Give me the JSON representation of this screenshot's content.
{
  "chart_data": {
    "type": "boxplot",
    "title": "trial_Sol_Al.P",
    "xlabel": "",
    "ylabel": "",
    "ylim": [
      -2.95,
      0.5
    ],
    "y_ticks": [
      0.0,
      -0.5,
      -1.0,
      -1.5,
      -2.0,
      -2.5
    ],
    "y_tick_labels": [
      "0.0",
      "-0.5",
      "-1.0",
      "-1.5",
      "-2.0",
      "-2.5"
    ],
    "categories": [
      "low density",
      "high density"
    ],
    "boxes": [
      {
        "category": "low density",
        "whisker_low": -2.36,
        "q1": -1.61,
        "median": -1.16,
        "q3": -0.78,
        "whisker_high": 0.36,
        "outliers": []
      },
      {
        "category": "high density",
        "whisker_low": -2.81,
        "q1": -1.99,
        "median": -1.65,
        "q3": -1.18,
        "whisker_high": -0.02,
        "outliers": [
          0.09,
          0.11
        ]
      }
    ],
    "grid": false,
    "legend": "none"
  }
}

[BRIEF]:
Your task is to repeat every entry exactly.

[EXERCISE RESULT]:
Give me the JSON representation of this screenshot's content.
{
  "chart_data": {
    "type": "boxplot",
    "title": "trial_Sol_Al.P",
    "xlabel": "",
    "ylabel": "",
    "ylim": [
      -2.95,
      0.5
    ],
    "y_ticks": [
      0.0,
      -0.5,
      -1.0,
      -1.5,
      -2.0,
      -2.5
    ],
    "y_tick_labels": [
      "0.0",
      "-0.5",
      "-1.0",
      "-1.5",
      "-2.0",
      "-2.5"
    ],
    "categories": [
      "low density",
      "high density"
    ],
    "boxes": [
      {
        "category": "low density",
        "whisker_low": -2.36,
        "q1": -1.61,
        "median": -1.16,
        "q3": -0.78,
        "whisker_high": 0.36,
        "outliers": []
      },
      {
        "category": "high density",
        "whisker_low": -2.81,
        "q1": -1.99,
        "median": -1.65,
        "q3": -1.18,
        "whisker_high": -0.02,
        "outliers": [
          0.09,
          0.11
        ]
      }
    ],
    "grid": false,
    "legend": "none"
  }
}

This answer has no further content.